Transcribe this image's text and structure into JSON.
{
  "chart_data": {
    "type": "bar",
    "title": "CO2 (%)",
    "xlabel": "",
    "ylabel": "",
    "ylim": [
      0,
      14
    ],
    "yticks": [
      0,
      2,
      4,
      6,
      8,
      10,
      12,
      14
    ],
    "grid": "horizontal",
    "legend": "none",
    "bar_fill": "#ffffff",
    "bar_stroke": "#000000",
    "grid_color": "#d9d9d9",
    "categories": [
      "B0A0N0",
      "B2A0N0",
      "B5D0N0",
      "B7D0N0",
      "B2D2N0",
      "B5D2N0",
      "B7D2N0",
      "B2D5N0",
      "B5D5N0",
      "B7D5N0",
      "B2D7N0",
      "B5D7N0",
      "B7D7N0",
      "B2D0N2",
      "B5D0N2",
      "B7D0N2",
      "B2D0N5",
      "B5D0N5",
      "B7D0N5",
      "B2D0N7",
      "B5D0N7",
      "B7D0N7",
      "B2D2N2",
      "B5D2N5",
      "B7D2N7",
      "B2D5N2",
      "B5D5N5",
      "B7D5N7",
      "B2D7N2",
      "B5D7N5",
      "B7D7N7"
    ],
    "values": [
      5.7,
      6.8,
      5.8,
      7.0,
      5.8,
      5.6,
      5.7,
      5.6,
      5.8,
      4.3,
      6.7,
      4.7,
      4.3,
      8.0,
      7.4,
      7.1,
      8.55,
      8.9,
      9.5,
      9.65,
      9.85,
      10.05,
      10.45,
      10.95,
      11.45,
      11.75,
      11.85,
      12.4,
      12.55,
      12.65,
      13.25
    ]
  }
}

========

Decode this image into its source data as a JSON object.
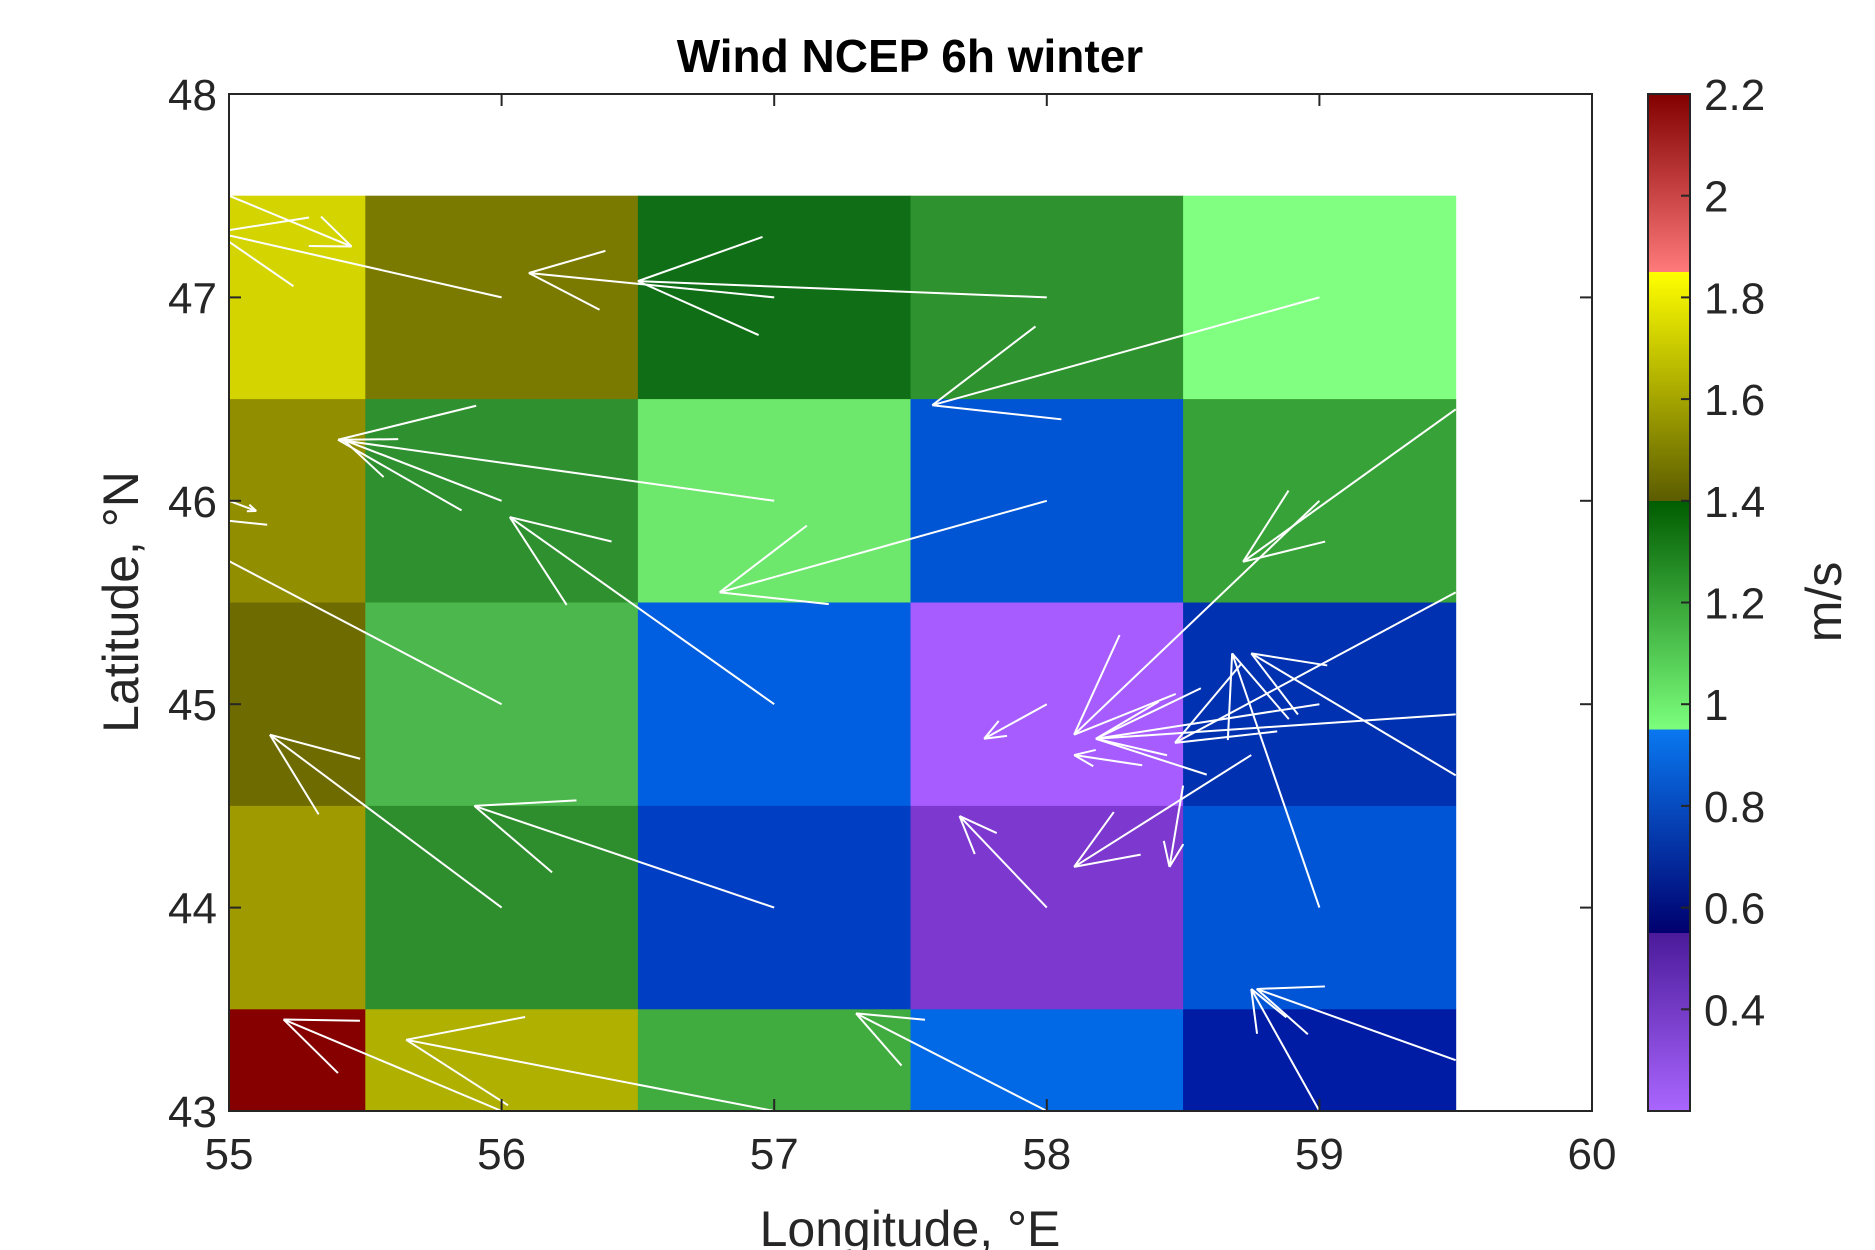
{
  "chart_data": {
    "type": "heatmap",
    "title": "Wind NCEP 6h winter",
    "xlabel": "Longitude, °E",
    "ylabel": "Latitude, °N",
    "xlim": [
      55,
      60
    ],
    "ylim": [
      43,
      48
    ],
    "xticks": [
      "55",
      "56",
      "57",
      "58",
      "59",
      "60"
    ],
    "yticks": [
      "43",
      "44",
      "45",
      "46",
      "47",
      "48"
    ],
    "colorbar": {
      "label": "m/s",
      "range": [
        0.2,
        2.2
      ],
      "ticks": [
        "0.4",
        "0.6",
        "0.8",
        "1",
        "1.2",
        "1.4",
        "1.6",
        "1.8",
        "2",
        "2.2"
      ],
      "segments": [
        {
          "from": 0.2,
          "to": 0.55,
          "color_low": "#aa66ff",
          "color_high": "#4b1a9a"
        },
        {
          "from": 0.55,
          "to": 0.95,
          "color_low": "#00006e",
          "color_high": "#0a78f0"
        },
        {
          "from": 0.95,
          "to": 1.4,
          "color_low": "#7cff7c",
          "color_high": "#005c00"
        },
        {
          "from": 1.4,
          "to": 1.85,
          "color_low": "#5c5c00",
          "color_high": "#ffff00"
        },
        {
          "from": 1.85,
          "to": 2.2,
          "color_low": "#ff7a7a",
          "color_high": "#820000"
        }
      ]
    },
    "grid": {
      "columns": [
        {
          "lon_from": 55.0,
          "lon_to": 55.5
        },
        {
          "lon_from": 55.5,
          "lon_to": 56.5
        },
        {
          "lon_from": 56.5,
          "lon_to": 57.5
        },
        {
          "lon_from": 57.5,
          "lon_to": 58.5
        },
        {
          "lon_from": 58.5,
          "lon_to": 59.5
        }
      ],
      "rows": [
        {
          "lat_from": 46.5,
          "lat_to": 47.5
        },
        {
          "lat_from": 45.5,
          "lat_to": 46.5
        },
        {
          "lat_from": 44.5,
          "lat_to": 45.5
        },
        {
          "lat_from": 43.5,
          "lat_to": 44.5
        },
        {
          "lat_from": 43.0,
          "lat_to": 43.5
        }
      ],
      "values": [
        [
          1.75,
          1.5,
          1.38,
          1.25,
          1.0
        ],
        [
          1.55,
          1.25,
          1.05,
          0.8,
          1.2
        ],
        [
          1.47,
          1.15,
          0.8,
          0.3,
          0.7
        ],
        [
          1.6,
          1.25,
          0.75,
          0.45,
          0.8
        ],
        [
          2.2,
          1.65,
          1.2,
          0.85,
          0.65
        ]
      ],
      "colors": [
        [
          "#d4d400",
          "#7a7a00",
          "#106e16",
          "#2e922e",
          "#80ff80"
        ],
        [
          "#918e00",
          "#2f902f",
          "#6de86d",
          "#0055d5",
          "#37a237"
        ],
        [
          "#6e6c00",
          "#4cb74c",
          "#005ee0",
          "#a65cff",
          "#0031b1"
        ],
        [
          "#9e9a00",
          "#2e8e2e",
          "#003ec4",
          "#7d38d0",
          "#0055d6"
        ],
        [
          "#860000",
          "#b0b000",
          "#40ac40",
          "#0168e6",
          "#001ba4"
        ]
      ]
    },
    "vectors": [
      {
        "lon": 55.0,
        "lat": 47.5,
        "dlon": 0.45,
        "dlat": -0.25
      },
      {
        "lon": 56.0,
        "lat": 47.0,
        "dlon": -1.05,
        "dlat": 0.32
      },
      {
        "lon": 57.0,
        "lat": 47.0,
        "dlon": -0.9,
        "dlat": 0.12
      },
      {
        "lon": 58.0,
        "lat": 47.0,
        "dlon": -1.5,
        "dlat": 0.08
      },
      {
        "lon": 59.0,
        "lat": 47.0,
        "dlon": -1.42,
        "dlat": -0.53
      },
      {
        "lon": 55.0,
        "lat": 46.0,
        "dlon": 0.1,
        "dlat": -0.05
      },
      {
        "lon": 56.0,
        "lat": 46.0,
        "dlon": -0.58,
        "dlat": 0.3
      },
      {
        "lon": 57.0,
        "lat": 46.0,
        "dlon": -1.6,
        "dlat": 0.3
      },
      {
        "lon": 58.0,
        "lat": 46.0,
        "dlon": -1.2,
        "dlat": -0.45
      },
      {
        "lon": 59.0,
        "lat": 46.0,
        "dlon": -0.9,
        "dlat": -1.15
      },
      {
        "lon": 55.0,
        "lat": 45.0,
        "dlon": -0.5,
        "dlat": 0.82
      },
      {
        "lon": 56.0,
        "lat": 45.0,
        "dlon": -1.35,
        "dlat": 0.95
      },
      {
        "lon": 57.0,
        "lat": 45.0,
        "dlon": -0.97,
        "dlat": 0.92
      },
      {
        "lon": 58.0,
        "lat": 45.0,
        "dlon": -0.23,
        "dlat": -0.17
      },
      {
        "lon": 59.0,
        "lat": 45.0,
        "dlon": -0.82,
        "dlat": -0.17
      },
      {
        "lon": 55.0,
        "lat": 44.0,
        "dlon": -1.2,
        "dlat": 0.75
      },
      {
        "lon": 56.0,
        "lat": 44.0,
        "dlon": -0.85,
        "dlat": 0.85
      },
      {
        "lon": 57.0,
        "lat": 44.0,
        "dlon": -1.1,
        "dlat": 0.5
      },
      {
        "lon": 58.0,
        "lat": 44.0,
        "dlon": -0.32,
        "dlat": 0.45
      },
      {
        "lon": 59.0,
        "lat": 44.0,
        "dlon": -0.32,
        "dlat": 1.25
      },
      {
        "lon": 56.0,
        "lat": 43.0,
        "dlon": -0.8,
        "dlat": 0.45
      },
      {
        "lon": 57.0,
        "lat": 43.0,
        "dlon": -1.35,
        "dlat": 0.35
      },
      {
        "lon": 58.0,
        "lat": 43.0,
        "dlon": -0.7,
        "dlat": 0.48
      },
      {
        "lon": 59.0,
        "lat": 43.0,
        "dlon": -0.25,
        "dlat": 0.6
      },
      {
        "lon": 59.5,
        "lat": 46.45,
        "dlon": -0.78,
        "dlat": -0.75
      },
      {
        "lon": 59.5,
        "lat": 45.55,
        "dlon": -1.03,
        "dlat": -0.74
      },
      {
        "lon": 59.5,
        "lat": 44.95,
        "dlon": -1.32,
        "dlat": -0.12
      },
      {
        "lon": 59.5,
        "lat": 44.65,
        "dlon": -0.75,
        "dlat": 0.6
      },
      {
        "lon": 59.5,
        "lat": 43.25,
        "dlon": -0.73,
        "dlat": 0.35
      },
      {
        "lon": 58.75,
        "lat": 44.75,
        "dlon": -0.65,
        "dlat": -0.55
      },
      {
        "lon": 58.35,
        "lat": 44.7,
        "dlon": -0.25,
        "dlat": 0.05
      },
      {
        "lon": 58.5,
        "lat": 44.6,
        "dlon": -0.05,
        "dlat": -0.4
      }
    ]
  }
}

========

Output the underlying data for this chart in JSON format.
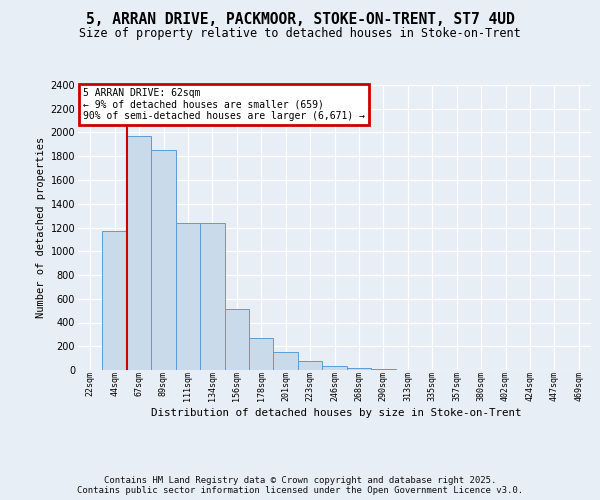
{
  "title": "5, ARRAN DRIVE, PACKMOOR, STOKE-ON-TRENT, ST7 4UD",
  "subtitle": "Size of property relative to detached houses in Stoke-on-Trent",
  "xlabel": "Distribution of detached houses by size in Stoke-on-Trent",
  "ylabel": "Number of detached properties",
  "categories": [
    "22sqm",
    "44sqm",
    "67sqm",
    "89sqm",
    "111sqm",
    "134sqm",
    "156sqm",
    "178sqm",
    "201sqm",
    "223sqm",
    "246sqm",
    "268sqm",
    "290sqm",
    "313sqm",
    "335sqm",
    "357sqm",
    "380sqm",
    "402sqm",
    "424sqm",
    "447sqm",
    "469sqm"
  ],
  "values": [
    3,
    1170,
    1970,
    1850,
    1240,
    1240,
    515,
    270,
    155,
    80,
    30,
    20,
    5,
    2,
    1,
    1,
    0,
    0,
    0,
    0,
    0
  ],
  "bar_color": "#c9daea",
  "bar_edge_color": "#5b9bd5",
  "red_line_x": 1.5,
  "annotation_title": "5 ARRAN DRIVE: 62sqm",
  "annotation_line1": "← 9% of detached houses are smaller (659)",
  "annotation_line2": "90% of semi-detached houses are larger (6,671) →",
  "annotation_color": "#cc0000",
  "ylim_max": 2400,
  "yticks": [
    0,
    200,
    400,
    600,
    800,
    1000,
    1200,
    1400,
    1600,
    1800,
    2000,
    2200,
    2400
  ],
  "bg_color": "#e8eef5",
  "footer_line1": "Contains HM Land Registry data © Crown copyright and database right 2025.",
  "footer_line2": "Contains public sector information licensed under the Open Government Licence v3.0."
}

========

DO THIS: Look through the material and copy each line that has "Contains".

THE RESULT:
  "footer_line1": "Contains HM Land Registry data © Crown copyright and database right 2025.",
  "footer_line2": "Contains public sector information licensed under the Open Government Licence v3.0."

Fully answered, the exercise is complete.